Objectif: Dans l'article sur les élections iraniennes, reprenez le passage qui commence aux mots « Les États-Unis aimeraient » et s'arrête après « de son côté). », en remplaçant « la Chine » par « l'Inde ».

Extrait du texte:
==============================

Depuis le 12 juin, l'encre n'a cessé de couler au sujet des élections iraniennes. Le président sortant, Mahmoud Ahmadinejad, était donné perdant et a pourtant remporté haut la main les élections devant son adversaire, Mir Hossein Moussavi. En lisant ou en écoutant les médias occidentaux, je ne peux réprimer un moment d'irritation. Les analyses sont toutes le fruit d'une réflexion occidentale, c'est-à-dire incomplète, voire orientée.

L'Iran nous est systématiquement présenté comme un pays musulman conservateur et menaçant pour notre sécurité. Bizarre que les États-Unis apparaissent comme des sauveurs alors que leur discours ne laisse aucun doute: dominer par tous les moyens. Après l'ère Bush, dont la volonté guerrière a été prouvée, et avant d'entrer dans l'ère Obama, Hillary Clinton avait déclaré en avril 2008: «si je suis la présidente, nous attaquerons l'Iran.»

 

Aujourd'hui, le monde vit sous Obama. Le président américain a simplement adopté un discours et une conduite plus politically correct, afin de regagner la confiance des États et de la population de la planète. La main tendue par les États-Unis aux pays musulmans cache des pièges.

Les États-Unis aimeraient récupérer l'Iran, qui occupe une position stratégique au Moyen-Orient, à des fins économiques (accès aux ressources pétrolières et gazières d'Asie) et politiques (nous entrons dans une deuxième guerre froide et il est important pour les Américains que l'Iran quitte la Chine et la Russie pour se ranger de son côté).

Avec les élections volées du 12 juin en Iran et la Révolution verte qui a suivi, les Iraniens sont soudain devenus sympathiques au monde et surtout à l'Occident en se battant contre un régime insupportable par sa violence et ses idées. Nous devons toutefois «regarder» ou accueillir le soutien du «monde» au peuple iranien avec la méfiance nécessaire. Le «monde» pourrait facilement faire un amalgame entre le mouvement iranien actuel contre le régime et un mouvement général contre les pays islamiques.

Or, la Révolution verte pourrait être le premier pas vers une contre-révolution qui permettrait de dissocier la religion de l'État. Les jeunes Iraniens et Iraniennes commencent à parler d'un pays où la religion retournerait dans le domaine du privé. Ils ne renient pas l'islam, ils condamnent la place qu'il occupe au sein du gouvernement.

Un ami iranien m'a déclaré: «Ce régime (des mollahs) n'attend qu'une guerre pour détourner l'attention des Iraniens ainsi que celle du monde entier des problèmes sociaux, économiques, politiques...»

==============================

[Quelques entrées]
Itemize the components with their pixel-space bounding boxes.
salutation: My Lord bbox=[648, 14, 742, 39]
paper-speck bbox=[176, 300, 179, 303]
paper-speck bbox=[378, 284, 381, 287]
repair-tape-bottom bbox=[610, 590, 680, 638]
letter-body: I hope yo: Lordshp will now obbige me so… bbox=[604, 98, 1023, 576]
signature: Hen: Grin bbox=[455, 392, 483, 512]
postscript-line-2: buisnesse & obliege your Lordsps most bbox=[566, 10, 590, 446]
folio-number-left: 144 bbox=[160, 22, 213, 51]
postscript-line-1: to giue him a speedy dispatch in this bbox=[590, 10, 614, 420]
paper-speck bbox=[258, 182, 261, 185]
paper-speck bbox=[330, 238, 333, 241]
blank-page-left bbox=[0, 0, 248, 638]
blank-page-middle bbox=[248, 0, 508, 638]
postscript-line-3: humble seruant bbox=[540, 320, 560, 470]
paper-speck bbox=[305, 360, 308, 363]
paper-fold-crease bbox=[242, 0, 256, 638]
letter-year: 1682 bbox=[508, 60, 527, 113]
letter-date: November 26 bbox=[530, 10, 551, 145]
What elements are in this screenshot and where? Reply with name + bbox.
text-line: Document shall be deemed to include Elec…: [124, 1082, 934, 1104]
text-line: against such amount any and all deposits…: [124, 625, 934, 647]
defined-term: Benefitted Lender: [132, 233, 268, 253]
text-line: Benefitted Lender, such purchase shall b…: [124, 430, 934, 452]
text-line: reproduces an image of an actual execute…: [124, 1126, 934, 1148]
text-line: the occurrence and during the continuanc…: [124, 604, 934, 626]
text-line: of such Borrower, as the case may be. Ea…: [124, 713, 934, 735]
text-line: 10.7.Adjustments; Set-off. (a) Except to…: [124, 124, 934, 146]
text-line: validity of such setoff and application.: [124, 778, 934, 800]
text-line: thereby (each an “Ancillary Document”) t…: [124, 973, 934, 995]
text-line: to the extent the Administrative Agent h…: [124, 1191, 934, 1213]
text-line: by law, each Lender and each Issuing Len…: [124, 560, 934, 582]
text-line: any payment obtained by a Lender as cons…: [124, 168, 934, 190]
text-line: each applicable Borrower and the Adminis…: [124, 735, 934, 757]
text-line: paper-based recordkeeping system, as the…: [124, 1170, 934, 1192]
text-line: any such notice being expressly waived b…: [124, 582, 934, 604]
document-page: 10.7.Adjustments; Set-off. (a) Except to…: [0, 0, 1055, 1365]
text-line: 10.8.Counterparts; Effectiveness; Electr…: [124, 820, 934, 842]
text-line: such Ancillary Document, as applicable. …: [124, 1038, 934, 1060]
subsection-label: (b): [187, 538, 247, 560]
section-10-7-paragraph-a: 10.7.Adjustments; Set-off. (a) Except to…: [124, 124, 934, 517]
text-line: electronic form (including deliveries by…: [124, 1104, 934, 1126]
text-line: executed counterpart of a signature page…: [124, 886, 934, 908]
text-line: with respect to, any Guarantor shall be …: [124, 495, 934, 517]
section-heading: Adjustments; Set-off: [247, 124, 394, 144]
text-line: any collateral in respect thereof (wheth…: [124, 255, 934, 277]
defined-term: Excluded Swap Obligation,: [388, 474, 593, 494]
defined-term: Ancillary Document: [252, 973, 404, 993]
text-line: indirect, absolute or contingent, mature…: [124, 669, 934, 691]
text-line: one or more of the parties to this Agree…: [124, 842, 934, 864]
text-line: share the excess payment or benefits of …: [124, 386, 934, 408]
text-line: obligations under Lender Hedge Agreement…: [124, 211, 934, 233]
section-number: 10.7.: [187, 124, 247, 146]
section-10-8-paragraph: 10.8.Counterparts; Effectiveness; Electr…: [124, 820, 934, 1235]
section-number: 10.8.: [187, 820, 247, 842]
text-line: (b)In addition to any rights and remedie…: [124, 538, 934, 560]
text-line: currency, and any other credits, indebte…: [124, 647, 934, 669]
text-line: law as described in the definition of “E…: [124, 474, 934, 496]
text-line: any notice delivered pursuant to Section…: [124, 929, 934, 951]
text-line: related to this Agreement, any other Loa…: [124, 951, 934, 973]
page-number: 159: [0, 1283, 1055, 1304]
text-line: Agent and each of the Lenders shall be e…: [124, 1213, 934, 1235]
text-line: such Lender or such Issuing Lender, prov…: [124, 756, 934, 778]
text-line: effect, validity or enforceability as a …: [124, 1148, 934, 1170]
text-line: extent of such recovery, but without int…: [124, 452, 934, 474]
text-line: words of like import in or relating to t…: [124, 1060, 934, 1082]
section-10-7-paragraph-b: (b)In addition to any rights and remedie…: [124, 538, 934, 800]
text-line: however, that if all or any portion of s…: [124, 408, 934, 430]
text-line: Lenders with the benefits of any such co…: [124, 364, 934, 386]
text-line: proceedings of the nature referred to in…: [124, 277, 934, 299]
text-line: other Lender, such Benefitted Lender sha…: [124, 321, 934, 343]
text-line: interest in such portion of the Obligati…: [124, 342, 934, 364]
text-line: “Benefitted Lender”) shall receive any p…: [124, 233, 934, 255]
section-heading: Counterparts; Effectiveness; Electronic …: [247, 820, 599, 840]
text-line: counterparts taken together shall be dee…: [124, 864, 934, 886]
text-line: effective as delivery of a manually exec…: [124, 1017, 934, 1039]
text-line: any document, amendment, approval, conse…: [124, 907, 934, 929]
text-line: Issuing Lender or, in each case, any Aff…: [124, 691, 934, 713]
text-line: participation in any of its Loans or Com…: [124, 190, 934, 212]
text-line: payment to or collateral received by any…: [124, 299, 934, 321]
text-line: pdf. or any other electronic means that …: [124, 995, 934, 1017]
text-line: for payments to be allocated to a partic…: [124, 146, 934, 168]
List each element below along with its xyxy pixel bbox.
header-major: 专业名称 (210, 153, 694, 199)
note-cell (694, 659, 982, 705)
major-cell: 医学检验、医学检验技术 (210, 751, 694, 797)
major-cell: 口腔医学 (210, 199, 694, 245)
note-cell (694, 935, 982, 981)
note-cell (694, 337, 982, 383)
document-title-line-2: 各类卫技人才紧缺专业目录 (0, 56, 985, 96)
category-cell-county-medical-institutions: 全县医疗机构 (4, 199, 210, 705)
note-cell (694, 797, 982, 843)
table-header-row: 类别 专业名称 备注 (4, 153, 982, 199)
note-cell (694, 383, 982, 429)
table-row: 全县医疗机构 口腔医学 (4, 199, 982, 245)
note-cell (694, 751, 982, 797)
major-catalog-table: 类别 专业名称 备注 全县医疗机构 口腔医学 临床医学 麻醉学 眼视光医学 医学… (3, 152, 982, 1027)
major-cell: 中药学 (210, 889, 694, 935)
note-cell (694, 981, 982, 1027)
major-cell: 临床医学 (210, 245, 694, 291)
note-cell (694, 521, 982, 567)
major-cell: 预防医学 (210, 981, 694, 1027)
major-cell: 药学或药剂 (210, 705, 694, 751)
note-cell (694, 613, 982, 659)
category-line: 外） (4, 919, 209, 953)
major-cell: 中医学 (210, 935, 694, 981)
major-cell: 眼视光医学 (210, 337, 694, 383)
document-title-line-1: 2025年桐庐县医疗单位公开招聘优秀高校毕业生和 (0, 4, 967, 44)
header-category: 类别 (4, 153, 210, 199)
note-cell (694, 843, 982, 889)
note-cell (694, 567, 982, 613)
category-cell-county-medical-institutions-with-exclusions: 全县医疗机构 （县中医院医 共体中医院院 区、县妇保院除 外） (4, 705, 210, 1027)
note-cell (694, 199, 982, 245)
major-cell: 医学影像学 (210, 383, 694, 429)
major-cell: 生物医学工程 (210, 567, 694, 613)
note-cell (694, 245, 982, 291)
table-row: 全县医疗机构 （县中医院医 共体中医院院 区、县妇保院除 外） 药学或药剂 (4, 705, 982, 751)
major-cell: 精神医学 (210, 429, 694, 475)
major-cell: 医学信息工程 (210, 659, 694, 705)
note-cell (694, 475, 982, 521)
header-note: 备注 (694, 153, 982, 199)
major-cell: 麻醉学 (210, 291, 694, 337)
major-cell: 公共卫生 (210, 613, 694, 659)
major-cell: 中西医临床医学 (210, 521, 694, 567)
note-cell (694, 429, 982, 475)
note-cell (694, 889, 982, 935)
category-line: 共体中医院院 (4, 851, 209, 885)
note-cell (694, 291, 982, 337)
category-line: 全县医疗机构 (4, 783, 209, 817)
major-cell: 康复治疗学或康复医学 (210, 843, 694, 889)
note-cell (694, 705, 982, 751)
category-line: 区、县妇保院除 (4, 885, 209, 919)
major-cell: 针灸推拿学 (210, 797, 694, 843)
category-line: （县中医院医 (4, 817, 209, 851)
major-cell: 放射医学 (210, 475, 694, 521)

==============================

Réponse attendue:
Les États-Unis aimeraient récupérer l'Iran, qui occupe une position stratégique au Moyen-Orient, à des fins économiques (accès aux ressources pétrolières et gazières d'Asie) et politiques (nous entrons dans une deuxième guerre froide et il est important pour les Américains que l'Iran quitte l'Inde et la Russie pour se ranger de son côté).